WHAT THE TASK ASKS: Your answer is a single number: how many lines hold the word "puede"?

EXTRACTED MATERIAL:
'''
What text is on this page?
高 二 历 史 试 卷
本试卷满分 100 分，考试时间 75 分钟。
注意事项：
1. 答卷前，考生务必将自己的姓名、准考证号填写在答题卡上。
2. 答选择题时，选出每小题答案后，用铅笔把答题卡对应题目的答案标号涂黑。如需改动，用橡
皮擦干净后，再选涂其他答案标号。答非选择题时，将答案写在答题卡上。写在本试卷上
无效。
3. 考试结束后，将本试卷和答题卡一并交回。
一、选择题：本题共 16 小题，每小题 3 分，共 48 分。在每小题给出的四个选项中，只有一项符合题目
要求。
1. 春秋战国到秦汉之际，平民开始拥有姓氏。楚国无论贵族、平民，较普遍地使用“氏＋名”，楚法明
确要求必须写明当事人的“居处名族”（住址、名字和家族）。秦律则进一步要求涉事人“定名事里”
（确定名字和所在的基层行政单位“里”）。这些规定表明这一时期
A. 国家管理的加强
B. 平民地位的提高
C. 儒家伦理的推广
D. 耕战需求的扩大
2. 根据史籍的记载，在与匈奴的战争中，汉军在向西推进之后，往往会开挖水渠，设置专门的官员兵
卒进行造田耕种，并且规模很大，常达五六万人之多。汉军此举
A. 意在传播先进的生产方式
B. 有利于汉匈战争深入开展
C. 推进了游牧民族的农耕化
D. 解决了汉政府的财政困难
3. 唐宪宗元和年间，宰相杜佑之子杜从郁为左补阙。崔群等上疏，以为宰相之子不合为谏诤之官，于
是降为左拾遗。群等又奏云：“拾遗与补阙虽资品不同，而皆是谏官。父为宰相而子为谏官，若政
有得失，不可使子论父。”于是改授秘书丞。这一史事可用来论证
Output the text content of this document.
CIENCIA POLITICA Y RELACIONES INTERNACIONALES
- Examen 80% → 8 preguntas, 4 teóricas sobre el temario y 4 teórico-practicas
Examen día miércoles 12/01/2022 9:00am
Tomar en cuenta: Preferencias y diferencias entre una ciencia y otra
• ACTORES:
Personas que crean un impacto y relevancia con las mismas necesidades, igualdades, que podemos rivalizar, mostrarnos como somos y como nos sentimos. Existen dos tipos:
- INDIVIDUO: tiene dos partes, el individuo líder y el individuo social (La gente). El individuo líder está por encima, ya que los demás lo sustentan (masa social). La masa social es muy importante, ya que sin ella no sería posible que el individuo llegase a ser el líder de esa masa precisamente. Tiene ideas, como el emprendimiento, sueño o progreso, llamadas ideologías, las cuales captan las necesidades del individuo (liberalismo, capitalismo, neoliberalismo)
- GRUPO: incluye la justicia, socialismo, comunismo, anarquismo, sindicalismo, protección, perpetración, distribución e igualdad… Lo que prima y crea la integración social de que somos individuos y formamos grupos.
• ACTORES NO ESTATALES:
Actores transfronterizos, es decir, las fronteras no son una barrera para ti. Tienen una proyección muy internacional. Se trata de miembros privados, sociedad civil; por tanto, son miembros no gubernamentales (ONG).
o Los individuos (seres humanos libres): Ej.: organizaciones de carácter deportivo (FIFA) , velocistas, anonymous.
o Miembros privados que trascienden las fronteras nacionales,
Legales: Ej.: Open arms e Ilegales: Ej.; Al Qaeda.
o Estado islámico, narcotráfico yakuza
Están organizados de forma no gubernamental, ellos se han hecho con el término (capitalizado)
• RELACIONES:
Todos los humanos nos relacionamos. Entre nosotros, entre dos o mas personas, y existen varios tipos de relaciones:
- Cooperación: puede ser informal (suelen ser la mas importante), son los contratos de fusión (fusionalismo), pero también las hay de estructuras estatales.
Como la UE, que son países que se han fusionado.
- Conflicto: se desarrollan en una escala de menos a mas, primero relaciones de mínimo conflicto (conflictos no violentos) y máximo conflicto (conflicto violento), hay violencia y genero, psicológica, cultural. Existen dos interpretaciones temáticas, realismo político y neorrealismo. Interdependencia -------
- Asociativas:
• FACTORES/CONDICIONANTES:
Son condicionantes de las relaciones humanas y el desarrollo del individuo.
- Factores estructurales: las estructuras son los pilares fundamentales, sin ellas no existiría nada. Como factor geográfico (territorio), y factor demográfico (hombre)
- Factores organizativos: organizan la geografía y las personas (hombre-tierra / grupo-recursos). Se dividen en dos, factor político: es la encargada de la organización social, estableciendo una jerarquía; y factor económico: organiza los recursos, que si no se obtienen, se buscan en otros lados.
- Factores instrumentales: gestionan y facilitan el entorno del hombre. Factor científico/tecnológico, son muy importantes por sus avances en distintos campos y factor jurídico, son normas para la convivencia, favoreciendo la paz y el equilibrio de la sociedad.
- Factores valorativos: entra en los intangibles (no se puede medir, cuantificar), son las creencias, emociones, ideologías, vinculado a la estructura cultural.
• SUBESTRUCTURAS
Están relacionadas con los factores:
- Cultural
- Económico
'''
SOLUTION: 2